## [Exercise instructions]
Without the pictures, copy the entries below word for word.

Stored data:
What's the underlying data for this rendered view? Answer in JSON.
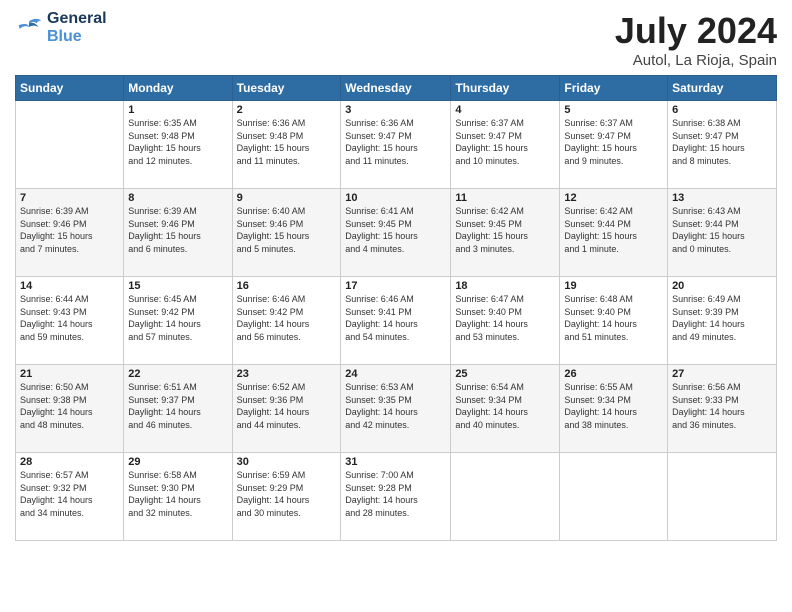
{
  "header": {
    "logo_line1": "General",
    "logo_line2": "Blue",
    "month": "July 2024",
    "location": "Autol, La Rioja, Spain"
  },
  "weekdays": [
    "Sunday",
    "Monday",
    "Tuesday",
    "Wednesday",
    "Thursday",
    "Friday",
    "Saturday"
  ],
  "weeks": [
    [
      {
        "day": "",
        "info": ""
      },
      {
        "day": "1",
        "info": "Sunrise: 6:35 AM\nSunset: 9:48 PM\nDaylight: 15 hours\nand 12 minutes."
      },
      {
        "day": "2",
        "info": "Sunrise: 6:36 AM\nSunset: 9:48 PM\nDaylight: 15 hours\nand 11 minutes."
      },
      {
        "day": "3",
        "info": "Sunrise: 6:36 AM\nSunset: 9:47 PM\nDaylight: 15 hours\nand 11 minutes."
      },
      {
        "day": "4",
        "info": "Sunrise: 6:37 AM\nSunset: 9:47 PM\nDaylight: 15 hours\nand 10 minutes."
      },
      {
        "day": "5",
        "info": "Sunrise: 6:37 AM\nSunset: 9:47 PM\nDaylight: 15 hours\nand 9 minutes."
      },
      {
        "day": "6",
        "info": "Sunrise: 6:38 AM\nSunset: 9:47 PM\nDaylight: 15 hours\nand 8 minutes."
      }
    ],
    [
      {
        "day": "7",
        "info": "Sunrise: 6:39 AM\nSunset: 9:46 PM\nDaylight: 15 hours\nand 7 minutes."
      },
      {
        "day": "8",
        "info": "Sunrise: 6:39 AM\nSunset: 9:46 PM\nDaylight: 15 hours\nand 6 minutes."
      },
      {
        "day": "9",
        "info": "Sunrise: 6:40 AM\nSunset: 9:46 PM\nDaylight: 15 hours\nand 5 minutes."
      },
      {
        "day": "10",
        "info": "Sunrise: 6:41 AM\nSunset: 9:45 PM\nDaylight: 15 hours\nand 4 minutes."
      },
      {
        "day": "11",
        "info": "Sunrise: 6:42 AM\nSunset: 9:45 PM\nDaylight: 15 hours\nand 3 minutes."
      },
      {
        "day": "12",
        "info": "Sunrise: 6:42 AM\nSunset: 9:44 PM\nDaylight: 15 hours\nand 1 minute."
      },
      {
        "day": "13",
        "info": "Sunrise: 6:43 AM\nSunset: 9:44 PM\nDaylight: 15 hours\nand 0 minutes."
      }
    ],
    [
      {
        "day": "14",
        "info": "Sunrise: 6:44 AM\nSunset: 9:43 PM\nDaylight: 14 hours\nand 59 minutes."
      },
      {
        "day": "15",
        "info": "Sunrise: 6:45 AM\nSunset: 9:42 PM\nDaylight: 14 hours\nand 57 minutes."
      },
      {
        "day": "16",
        "info": "Sunrise: 6:46 AM\nSunset: 9:42 PM\nDaylight: 14 hours\nand 56 minutes."
      },
      {
        "day": "17",
        "info": "Sunrise: 6:46 AM\nSunset: 9:41 PM\nDaylight: 14 hours\nand 54 minutes."
      },
      {
        "day": "18",
        "info": "Sunrise: 6:47 AM\nSunset: 9:40 PM\nDaylight: 14 hours\nand 53 minutes."
      },
      {
        "day": "19",
        "info": "Sunrise: 6:48 AM\nSunset: 9:40 PM\nDaylight: 14 hours\nand 51 minutes."
      },
      {
        "day": "20",
        "info": "Sunrise: 6:49 AM\nSunset: 9:39 PM\nDaylight: 14 hours\nand 49 minutes."
      }
    ],
    [
      {
        "day": "21",
        "info": "Sunrise: 6:50 AM\nSunset: 9:38 PM\nDaylight: 14 hours\nand 48 minutes."
      },
      {
        "day": "22",
        "info": "Sunrise: 6:51 AM\nSunset: 9:37 PM\nDaylight: 14 hours\nand 46 minutes."
      },
      {
        "day": "23",
        "info": "Sunrise: 6:52 AM\nSunset: 9:36 PM\nDaylight: 14 hours\nand 44 minutes."
      },
      {
        "day": "24",
        "info": "Sunrise: 6:53 AM\nSunset: 9:35 PM\nDaylight: 14 hours\nand 42 minutes."
      },
      {
        "day": "25",
        "info": "Sunrise: 6:54 AM\nSunset: 9:34 PM\nDaylight: 14 hours\nand 40 minutes."
      },
      {
        "day": "26",
        "info": "Sunrise: 6:55 AM\nSunset: 9:34 PM\nDaylight: 14 hours\nand 38 minutes."
      },
      {
        "day": "27",
        "info": "Sunrise: 6:56 AM\nSunset: 9:33 PM\nDaylight: 14 hours\nand 36 minutes."
      }
    ],
    [
      {
        "day": "28",
        "info": "Sunrise: 6:57 AM\nSunset: 9:32 PM\nDaylight: 14 hours\nand 34 minutes."
      },
      {
        "day": "29",
        "info": "Sunrise: 6:58 AM\nSunset: 9:30 PM\nDaylight: 14 hours\nand 32 minutes."
      },
      {
        "day": "30",
        "info": "Sunrise: 6:59 AM\nSunset: 9:29 PM\nDaylight: 14 hours\nand 30 minutes."
      },
      {
        "day": "31",
        "info": "Sunrise: 7:00 AM\nSunset: 9:28 PM\nDaylight: 14 hours\nand 28 minutes."
      },
      {
        "day": "",
        "info": ""
      },
      {
        "day": "",
        "info": ""
      },
      {
        "day": "",
        "info": ""
      }
    ]
  ]
}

## [Written response]
What's the underlying data for this rendered view? Answer in JSON.
{
  "header": {
    "logo_line1": "General",
    "logo_line2": "Blue",
    "month": "July 2024",
    "location": "Autol, La Rioja, Spain"
  },
  "weekdays": [
    "Sunday",
    "Monday",
    "Tuesday",
    "Wednesday",
    "Thursday",
    "Friday",
    "Saturday"
  ],
  "weeks": [
    [
      {
        "day": "",
        "info": ""
      },
      {
        "day": "1",
        "info": "Sunrise: 6:35 AM\nSunset: 9:48 PM\nDaylight: 15 hours\nand 12 minutes."
      },
      {
        "day": "2",
        "info": "Sunrise: 6:36 AM\nSunset: 9:48 PM\nDaylight: 15 hours\nand 11 minutes."
      },
      {
        "day": "3",
        "info": "Sunrise: 6:36 AM\nSunset: 9:47 PM\nDaylight: 15 hours\nand 11 minutes."
      },
      {
        "day": "4",
        "info": "Sunrise: 6:37 AM\nSunset: 9:47 PM\nDaylight: 15 hours\nand 10 minutes."
      },
      {
        "day": "5",
        "info": "Sunrise: 6:37 AM\nSunset: 9:47 PM\nDaylight: 15 hours\nand 9 minutes."
      },
      {
        "day": "6",
        "info": "Sunrise: 6:38 AM\nSunset: 9:47 PM\nDaylight: 15 hours\nand 8 minutes."
      }
    ],
    [
      {
        "day": "7",
        "info": "Sunrise: 6:39 AM\nSunset: 9:46 PM\nDaylight: 15 hours\nand 7 minutes."
      },
      {
        "day": "8",
        "info": "Sunrise: 6:39 AM\nSunset: 9:46 PM\nDaylight: 15 hours\nand 6 minutes."
      },
      {
        "day": "9",
        "info": "Sunrise: 6:40 AM\nSunset: 9:46 PM\nDaylight: 15 hours\nand 5 minutes."
      },
      {
        "day": "10",
        "info": "Sunrise: 6:41 AM\nSunset: 9:45 PM\nDaylight: 15 hours\nand 4 minutes."
      },
      {
        "day": "11",
        "info": "Sunrise: 6:42 AM\nSunset: 9:45 PM\nDaylight: 15 hours\nand 3 minutes."
      },
      {
        "day": "12",
        "info": "Sunrise: 6:42 AM\nSunset: 9:44 PM\nDaylight: 15 hours\nand 1 minute."
      },
      {
        "day": "13",
        "info": "Sunrise: 6:43 AM\nSunset: 9:44 PM\nDaylight: 15 hours\nand 0 minutes."
      }
    ],
    [
      {
        "day": "14",
        "info": "Sunrise: 6:44 AM\nSunset: 9:43 PM\nDaylight: 14 hours\nand 59 minutes."
      },
      {
        "day": "15",
        "info": "Sunrise: 6:45 AM\nSunset: 9:42 PM\nDaylight: 14 hours\nand 57 minutes."
      },
      {
        "day": "16",
        "info": "Sunrise: 6:46 AM\nSunset: 9:42 PM\nDaylight: 14 hours\nand 56 minutes."
      },
      {
        "day": "17",
        "info": "Sunrise: 6:46 AM\nSunset: 9:41 PM\nDaylight: 14 hours\nand 54 minutes."
      },
      {
        "day": "18",
        "info": "Sunrise: 6:47 AM\nSunset: 9:40 PM\nDaylight: 14 hours\nand 53 minutes."
      },
      {
        "day": "19",
        "info": "Sunrise: 6:48 AM\nSunset: 9:40 PM\nDaylight: 14 hours\nand 51 minutes."
      },
      {
        "day": "20",
        "info": "Sunrise: 6:49 AM\nSunset: 9:39 PM\nDaylight: 14 hours\nand 49 minutes."
      }
    ],
    [
      {
        "day": "21",
        "info": "Sunrise: 6:50 AM\nSunset: 9:38 PM\nDaylight: 14 hours\nand 48 minutes."
      },
      {
        "day": "22",
        "info": "Sunrise: 6:51 AM\nSunset: 9:37 PM\nDaylight: 14 hours\nand 46 minutes."
      },
      {
        "day": "23",
        "info": "Sunrise: 6:52 AM\nSunset: 9:36 PM\nDaylight: 14 hours\nand 44 minutes."
      },
      {
        "day": "24",
        "info": "Sunrise: 6:53 AM\nSunset: 9:35 PM\nDaylight: 14 hours\nand 42 minutes."
      },
      {
        "day": "25",
        "info": "Sunrise: 6:54 AM\nSunset: 9:34 PM\nDaylight: 14 hours\nand 40 minutes."
      },
      {
        "day": "26",
        "info": "Sunrise: 6:55 AM\nSunset: 9:34 PM\nDaylight: 14 hours\nand 38 minutes."
      },
      {
        "day": "27",
        "info": "Sunrise: 6:56 AM\nSunset: 9:33 PM\nDaylight: 14 hours\nand 36 minutes."
      }
    ],
    [
      {
        "day": "28",
        "info": "Sunrise: 6:57 AM\nSunset: 9:32 PM\nDaylight: 14 hours\nand 34 minutes."
      },
      {
        "day": "29",
        "info": "Sunrise: 6:58 AM\nSunset: 9:30 PM\nDaylight: 14 hours\nand 32 minutes."
      },
      {
        "day": "30",
        "info": "Sunrise: 6:59 AM\nSunset: 9:29 PM\nDaylight: 14 hours\nand 30 minutes."
      },
      {
        "day": "31",
        "info": "Sunrise: 7:00 AM\nSunset: 9:28 PM\nDaylight: 14 hours\nand 28 minutes."
      },
      {
        "day": "",
        "info": ""
      },
      {
        "day": "",
        "info": ""
      },
      {
        "day": "",
        "info": ""
      }
    ]
  ]
}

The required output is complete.